**Goal**
Return only the number of lines holding the word "true".

_ _ _

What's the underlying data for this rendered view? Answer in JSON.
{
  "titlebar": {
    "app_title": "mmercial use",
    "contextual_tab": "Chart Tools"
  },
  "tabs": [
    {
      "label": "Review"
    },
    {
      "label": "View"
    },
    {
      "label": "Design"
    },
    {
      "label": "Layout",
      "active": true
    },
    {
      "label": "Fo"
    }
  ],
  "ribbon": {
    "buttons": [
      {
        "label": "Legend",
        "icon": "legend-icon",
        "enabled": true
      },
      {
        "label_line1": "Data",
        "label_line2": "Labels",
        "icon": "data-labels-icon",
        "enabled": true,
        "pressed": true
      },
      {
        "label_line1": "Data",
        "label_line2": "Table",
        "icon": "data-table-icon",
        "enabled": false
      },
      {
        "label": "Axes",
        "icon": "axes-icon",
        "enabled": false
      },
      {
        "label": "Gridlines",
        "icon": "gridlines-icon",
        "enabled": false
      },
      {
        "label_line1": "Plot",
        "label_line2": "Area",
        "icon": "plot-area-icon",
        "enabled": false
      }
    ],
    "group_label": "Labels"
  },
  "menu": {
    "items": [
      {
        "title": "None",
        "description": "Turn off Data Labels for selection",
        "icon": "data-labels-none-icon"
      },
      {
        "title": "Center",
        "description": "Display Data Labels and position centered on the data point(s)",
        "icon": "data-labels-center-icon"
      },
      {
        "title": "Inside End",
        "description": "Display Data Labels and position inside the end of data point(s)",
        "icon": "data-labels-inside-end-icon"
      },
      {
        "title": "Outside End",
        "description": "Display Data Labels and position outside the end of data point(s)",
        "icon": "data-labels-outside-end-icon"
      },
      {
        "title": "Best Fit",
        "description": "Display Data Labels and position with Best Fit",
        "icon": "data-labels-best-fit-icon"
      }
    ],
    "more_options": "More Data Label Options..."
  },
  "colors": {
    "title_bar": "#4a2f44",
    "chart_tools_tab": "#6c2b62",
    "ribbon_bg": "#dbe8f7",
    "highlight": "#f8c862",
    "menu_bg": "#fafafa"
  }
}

_ _ _

**Exercise result**
4